DESCRIPTION OF THE TASK:
Copy each line of the records that holds the string "name".

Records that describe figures
_ _ _ _ _ _ _

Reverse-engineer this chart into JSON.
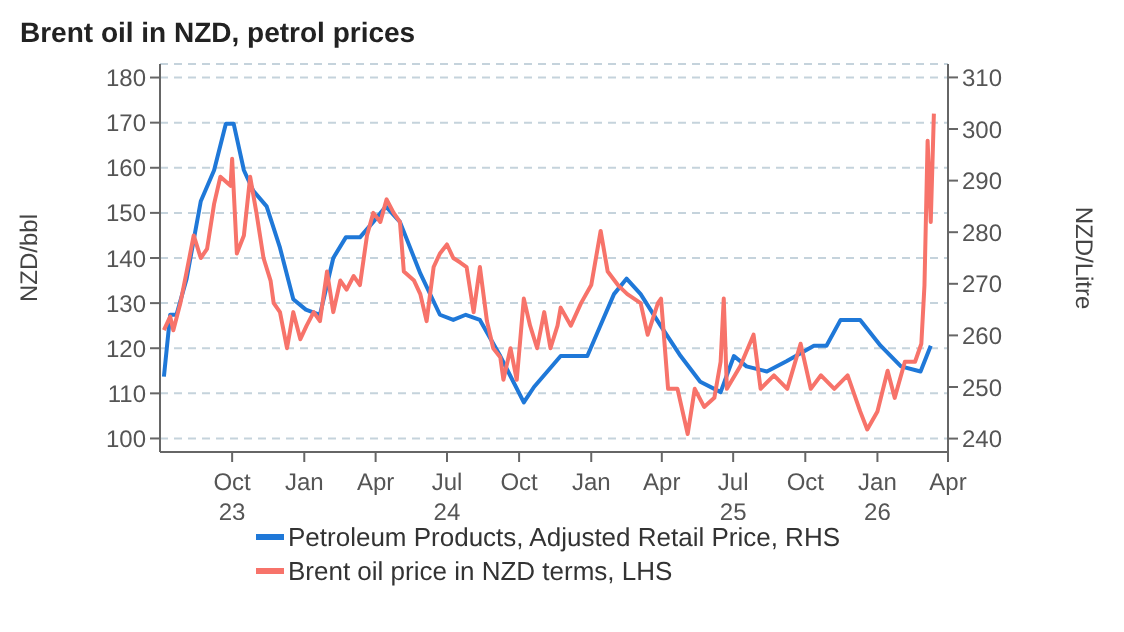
{
  "chart_data": {
    "type": "line",
    "title": "Brent oil in NZD, petrol prices",
    "ylabel": "NZD/bbl",
    "y2label": "NZD/Litre",
    "xlim": [
      "2023-07-01",
      "2026-04-01"
    ],
    "xticks": [
      {
        "value": "2023-10",
        "label": "Oct\n23"
      },
      {
        "value": "2024-01",
        "label": "Jan"
      },
      {
        "value": "2024-04",
        "label": "Apr"
      },
      {
        "value": "2024-07",
        "label": "Jul\n24"
      },
      {
        "value": "2024-10",
        "label": "Oct"
      },
      {
        "value": "2025-01",
        "label": "Jan"
      },
      {
        "value": "2025-04",
        "label": "Apr"
      },
      {
        "value": "2025-07",
        "label": "Jul\n25"
      },
      {
        "value": "2025-10",
        "label": "Oct"
      },
      {
        "value": "2026-01",
        "label": "Jan\n26"
      },
      {
        "value": "2026-04",
        "label": "Apr"
      }
    ],
    "ylim": [
      97,
      183
    ],
    "yticks": [
      100,
      110,
      120,
      130,
      140,
      150,
      160,
      170,
      180
    ],
    "y2lim": [
      237.4,
      312.6
    ],
    "y2ticks": [
      240,
      250,
      260,
      270,
      280,
      290,
      300,
      310
    ],
    "grid": "y",
    "legend": "bottom",
    "line_style": "solid",
    "marker": "none",
    "series": [
      {
        "name": "Petroleum Products, Adjusted Retail Price, RHS",
        "color": "#1f78d8",
        "axis": "y2",
        "x": [
          "2023-07-06",
          "2023-07-14",
          "2023-07-22",
          "2023-08-04",
          "2023-08-22",
          "2023-09-08",
          "2023-09-23",
          "2023-10-03",
          "2023-10-16",
          "2023-10-28",
          "2023-11-14",
          "2023-12-01",
          "2023-12-18",
          "2024-01-03",
          "2024-01-21",
          "2024-02-07",
          "2024-02-23",
          "2024-03-12",
          "2024-03-29",
          "2024-04-14",
          "2024-05-02",
          "2024-05-28",
          "2024-06-22",
          "2024-07-09",
          "2024-07-25",
          "2024-08-12",
          "2024-09-07",
          "2024-10-07",
          "2024-10-20",
          "2024-11-06",
          "2024-11-23",
          "2024-12-14",
          "2024-12-27",
          "2025-01-13",
          "2025-01-30",
          "2025-02-15",
          "2025-03-05",
          "2025-03-30",
          "2025-04-25",
          "2025-05-20",
          "2025-06-15",
          "2025-07-02",
          "2025-07-18",
          "2025-08-13",
          "2025-09-07",
          "2025-10-12",
          "2025-10-28",
          "2025-11-15",
          "2025-12-10",
          "2026-01-05",
          "2026-01-31",
          "2026-02-25",
          "2026-03-10"
        ],
        "values": [
          252,
          264,
          264,
          271,
          286,
          292,
          301,
          301,
          292,
          288,
          285,
          277,
          267,
          265,
          264,
          275,
          279,
          279,
          282,
          285,
          282,
          272,
          264,
          263,
          264,
          263,
          256,
          247,
          250,
          253,
          256,
          256,
          256,
          262,
          268,
          271,
          268,
          262,
          256,
          251,
          249,
          256,
          254,
          253,
          255,
          258,
          258,
          263,
          263,
          258,
          254,
          253,
          258
        ]
      },
      {
        "name": "Brent oil price in NZD terms, LHS",
        "color": "#f7736a",
        "x": [
          "2023-07-06",
          "2023-07-14",
          "2023-07-18",
          "2023-07-27",
          "2023-08-04",
          "2023-08-13",
          "2023-08-22",
          "2023-08-30",
          "2023-09-08",
          "2023-09-16",
          "2023-09-29",
          "2023-10-01",
          "2023-10-07",
          "2023-10-16",
          "2023-10-24",
          "2023-11-01",
          "2023-11-10",
          "2023-11-19",
          "2023-11-23",
          "2023-12-01",
          "2023-12-10",
          "2023-12-18",
          "2023-12-27",
          "2024-01-04",
          "2024-01-13",
          "2024-01-21",
          "2024-01-30",
          "2024-02-07",
          "2024-02-16",
          "2024-02-24",
          "2024-03-04",
          "2024-03-12",
          "2024-03-21",
          "2024-03-29",
          "2024-04-07",
          "2024-04-15",
          "2024-04-24",
          "2024-05-02",
          "2024-05-07",
          "2024-05-20",
          "2024-05-28",
          "2024-06-05",
          "2024-06-14",
          "2024-06-22",
          "2024-07-01",
          "2024-07-09",
          "2024-07-18",
          "2024-07-26",
          "2024-08-04",
          "2024-08-12",
          "2024-08-21",
          "2024-08-29",
          "2024-09-07",
          "2024-09-11",
          "2024-09-20",
          "2024-09-28",
          "2024-10-07",
          "2024-10-15",
          "2024-10-24",
          "2024-11-02",
          "2024-11-10",
          "2024-11-19",
          "2024-11-23",
          "2024-12-06",
          "2024-12-19",
          "2025-01-01",
          "2025-01-13",
          "2025-01-22",
          "2025-02-04",
          "2025-02-16",
          "2025-03-05",
          "2025-03-14",
          "2025-03-27",
          "2025-03-31",
          "2025-04-09",
          "2025-04-21",
          "2025-05-04",
          "2025-05-13",
          "2025-05-25",
          "2025-06-07",
          "2025-06-15",
          "2025-06-19",
          "2025-06-23",
          "2025-07-10",
          "2025-07-27",
          "2025-08-05",
          "2025-08-22",
          "2025-09-08",
          "2025-09-25",
          "2025-10-08",
          "2025-10-21",
          "2025-11-07",
          "2025-11-24",
          "2025-12-10",
          "2025-12-19",
          "2026-01-01",
          "2026-01-14",
          "2026-01-23",
          "2026-02-05",
          "2026-02-18",
          "2026-02-26",
          "2026-03-02",
          "2026-03-06",
          "2026-03-10",
          "2026-03-14"
        ],
        "values": [
          124,
          127,
          124,
          130,
          137,
          145,
          140,
          142,
          152,
          158,
          156,
          162,
          141,
          145,
          158,
          150,
          140,
          135,
          130,
          128,
          120,
          128,
          122,
          125,
          128,
          126,
          137,
          128,
          135,
          133,
          136,
          134,
          145,
          150,
          148,
          153,
          150,
          148,
          137,
          135,
          132,
          126,
          138,
          141,
          143,
          140,
          139,
          138,
          128,
          138,
          126,
          120,
          118,
          113,
          120,
          113,
          131,
          125,
          120,
          128,
          120,
          125,
          129,
          125,
          130,
          134,
          146,
          137,
          134,
          132,
          130,
          123,
          130,
          131,
          111,
          111,
          101,
          111,
          107,
          109,
          117,
          131,
          111,
          116,
          123,
          111,
          114,
          111,
          121,
          111,
          114,
          111,
          114,
          106,
          102,
          106,
          115,
          109,
          117,
          117,
          121,
          134,
          166,
          148,
          172
        ]
      }
    ]
  }
}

_ _ _ _ _ _ _

FULL RESPONSE:
        "name": "Petroleum Products, Adjusted Retail Price, RHS",
        "name": "Brent oil price in NZD terms, LHS",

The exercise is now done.